* _TO DO_: Below are the records. Gather each line that holds "houses".

■ ■ ■

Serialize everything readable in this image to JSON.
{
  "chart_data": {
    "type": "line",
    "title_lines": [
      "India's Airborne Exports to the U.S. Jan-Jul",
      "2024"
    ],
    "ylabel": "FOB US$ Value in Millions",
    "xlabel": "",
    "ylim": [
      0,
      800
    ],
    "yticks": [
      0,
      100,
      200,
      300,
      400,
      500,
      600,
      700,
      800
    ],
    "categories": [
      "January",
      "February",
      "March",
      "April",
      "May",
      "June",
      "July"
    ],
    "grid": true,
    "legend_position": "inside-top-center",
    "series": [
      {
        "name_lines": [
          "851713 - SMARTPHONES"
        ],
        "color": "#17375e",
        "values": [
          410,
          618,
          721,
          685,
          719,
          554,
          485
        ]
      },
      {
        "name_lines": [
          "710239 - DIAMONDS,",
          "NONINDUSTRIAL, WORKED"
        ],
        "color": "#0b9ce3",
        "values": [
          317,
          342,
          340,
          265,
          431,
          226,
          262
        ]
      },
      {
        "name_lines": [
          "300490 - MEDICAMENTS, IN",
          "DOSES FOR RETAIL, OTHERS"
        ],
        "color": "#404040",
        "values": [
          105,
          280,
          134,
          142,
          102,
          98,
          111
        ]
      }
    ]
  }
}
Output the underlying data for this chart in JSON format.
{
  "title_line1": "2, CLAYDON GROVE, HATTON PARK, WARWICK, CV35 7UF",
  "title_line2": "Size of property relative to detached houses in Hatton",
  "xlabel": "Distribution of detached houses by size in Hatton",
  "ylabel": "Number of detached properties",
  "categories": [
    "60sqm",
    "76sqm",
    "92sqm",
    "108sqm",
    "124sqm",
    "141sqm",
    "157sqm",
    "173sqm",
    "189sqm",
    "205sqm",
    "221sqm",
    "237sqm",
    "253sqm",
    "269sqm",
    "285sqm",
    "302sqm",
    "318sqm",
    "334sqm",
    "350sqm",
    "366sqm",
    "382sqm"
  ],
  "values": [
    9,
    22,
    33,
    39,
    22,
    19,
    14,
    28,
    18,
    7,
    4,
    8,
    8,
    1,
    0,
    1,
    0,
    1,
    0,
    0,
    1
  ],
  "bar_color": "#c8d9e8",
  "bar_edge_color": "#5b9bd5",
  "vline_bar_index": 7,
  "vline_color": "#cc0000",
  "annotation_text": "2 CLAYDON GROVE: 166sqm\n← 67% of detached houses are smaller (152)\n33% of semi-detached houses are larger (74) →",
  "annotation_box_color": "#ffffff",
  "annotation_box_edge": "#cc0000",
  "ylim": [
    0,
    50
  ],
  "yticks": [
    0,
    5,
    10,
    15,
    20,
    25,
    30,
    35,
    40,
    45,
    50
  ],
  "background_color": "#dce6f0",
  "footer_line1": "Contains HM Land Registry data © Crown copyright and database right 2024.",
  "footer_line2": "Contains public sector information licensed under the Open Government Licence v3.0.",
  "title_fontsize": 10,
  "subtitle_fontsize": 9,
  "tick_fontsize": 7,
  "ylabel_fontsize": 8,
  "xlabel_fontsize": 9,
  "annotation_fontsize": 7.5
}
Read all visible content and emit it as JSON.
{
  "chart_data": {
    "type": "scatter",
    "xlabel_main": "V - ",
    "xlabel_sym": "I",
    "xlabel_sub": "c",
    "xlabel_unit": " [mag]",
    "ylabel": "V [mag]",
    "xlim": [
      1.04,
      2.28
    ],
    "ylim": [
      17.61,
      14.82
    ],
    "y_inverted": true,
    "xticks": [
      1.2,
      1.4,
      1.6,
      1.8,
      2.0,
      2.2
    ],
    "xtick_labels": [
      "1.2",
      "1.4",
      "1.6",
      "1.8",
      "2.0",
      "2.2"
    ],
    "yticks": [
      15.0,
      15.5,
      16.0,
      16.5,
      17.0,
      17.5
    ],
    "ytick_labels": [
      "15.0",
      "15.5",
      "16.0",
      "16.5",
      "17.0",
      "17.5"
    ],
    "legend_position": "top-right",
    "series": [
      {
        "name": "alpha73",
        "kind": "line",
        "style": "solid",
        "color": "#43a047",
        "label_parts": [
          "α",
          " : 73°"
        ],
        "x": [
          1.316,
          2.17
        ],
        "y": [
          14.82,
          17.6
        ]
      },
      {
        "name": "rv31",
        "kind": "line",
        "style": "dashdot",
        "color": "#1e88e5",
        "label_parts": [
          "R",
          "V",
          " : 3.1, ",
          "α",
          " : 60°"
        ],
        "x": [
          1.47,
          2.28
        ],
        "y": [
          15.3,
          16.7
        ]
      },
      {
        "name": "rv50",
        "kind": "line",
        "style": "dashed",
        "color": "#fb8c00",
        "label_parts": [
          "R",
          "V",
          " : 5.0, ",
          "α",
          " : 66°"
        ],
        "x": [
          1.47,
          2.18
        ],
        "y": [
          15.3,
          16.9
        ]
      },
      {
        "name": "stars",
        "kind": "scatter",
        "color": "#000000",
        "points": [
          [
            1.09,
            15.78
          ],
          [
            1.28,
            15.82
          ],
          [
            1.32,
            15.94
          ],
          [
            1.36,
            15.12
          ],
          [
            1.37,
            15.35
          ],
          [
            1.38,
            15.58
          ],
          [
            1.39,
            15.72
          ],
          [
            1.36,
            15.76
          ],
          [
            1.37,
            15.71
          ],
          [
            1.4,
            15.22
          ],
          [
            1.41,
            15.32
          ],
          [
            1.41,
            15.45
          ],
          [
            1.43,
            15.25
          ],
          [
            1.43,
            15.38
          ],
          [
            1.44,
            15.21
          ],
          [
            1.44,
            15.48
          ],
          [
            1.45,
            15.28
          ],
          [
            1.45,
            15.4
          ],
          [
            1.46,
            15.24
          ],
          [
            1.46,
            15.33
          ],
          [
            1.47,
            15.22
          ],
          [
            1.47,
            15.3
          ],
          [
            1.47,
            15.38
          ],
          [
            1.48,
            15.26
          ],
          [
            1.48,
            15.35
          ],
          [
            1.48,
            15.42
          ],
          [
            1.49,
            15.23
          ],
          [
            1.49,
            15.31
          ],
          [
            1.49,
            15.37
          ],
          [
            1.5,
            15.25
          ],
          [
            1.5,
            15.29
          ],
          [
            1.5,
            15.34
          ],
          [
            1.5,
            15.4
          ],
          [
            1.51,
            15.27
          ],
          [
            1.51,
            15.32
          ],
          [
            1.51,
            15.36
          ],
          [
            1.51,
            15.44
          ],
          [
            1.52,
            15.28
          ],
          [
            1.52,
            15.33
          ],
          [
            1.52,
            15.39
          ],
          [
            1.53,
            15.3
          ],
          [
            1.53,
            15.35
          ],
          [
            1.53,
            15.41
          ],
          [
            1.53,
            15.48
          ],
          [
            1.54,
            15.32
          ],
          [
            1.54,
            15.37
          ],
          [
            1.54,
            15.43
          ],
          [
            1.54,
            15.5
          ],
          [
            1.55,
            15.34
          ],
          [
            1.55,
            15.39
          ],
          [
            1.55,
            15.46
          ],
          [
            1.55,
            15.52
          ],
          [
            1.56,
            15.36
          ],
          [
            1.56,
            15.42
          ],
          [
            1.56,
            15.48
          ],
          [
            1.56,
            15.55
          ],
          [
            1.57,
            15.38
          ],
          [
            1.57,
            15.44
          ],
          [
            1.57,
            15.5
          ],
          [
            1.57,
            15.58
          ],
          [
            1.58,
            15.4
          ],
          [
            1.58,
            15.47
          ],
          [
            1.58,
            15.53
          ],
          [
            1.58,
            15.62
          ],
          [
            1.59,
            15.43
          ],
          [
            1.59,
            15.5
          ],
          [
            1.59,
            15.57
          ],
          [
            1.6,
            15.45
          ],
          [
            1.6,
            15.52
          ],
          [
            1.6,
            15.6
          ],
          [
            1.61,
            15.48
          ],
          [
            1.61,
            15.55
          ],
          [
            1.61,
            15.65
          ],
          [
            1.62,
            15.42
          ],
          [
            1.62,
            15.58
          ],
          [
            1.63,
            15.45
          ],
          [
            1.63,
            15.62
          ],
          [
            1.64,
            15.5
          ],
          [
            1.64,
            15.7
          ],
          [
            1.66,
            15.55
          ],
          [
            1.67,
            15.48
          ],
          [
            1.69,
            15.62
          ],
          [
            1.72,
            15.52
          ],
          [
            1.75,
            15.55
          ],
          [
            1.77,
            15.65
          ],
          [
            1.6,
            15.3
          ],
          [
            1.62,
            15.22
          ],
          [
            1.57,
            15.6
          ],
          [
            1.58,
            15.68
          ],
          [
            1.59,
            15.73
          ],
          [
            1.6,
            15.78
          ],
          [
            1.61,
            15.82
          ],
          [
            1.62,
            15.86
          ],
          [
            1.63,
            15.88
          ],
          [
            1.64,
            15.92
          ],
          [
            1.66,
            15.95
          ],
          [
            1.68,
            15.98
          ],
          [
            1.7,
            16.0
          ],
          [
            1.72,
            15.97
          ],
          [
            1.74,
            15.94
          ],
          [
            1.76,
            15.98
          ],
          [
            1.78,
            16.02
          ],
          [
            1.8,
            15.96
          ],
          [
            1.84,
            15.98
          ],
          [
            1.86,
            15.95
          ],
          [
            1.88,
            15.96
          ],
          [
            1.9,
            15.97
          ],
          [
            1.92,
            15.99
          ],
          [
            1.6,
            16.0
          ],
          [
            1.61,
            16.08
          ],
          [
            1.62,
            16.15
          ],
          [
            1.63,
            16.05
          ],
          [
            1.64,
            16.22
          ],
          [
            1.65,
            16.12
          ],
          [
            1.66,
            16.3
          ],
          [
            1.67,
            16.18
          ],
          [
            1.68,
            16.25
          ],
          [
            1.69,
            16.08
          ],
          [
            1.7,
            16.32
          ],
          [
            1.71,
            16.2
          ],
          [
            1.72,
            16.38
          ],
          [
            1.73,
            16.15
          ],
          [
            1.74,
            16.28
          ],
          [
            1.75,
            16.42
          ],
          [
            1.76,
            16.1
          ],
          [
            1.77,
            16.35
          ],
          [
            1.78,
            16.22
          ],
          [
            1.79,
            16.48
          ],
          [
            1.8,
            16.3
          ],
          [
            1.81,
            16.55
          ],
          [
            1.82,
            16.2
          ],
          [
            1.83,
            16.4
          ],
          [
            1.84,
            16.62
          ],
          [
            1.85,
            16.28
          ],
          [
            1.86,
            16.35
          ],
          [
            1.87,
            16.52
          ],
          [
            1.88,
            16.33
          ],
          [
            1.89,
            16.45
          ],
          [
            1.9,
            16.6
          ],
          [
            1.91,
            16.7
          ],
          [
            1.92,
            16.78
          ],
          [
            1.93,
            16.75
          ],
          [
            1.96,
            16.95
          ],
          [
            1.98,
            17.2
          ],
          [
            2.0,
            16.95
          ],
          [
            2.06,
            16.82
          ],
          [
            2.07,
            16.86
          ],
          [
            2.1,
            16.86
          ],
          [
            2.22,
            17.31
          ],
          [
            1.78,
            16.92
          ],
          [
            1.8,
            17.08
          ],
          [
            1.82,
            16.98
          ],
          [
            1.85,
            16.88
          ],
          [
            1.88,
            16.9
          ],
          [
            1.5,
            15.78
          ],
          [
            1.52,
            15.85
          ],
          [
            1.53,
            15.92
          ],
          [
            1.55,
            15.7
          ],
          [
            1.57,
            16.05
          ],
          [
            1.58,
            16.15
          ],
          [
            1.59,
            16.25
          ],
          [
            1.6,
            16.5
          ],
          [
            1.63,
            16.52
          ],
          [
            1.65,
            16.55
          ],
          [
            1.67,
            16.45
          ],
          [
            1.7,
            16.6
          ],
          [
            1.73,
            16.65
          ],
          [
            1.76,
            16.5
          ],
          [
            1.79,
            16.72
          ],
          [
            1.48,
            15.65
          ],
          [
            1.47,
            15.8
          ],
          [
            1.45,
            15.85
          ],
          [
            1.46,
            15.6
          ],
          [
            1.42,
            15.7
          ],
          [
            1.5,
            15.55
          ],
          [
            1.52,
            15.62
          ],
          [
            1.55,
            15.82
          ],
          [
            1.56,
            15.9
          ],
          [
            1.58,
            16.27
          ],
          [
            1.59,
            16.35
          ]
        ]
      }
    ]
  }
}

■ ■ ■

* _EXERCISE RESULT_:
  "title_line2": "Size of property relative to detached houses in Hatton",
  "xlabel": "Distribution of detached houses by size in Hatton",
  "annotation_text": "2 CLAYDON GROVE: 166sqm\n← 67% of detached houses are smaller (152)\n33% of semi-detached houses are larger (74) →",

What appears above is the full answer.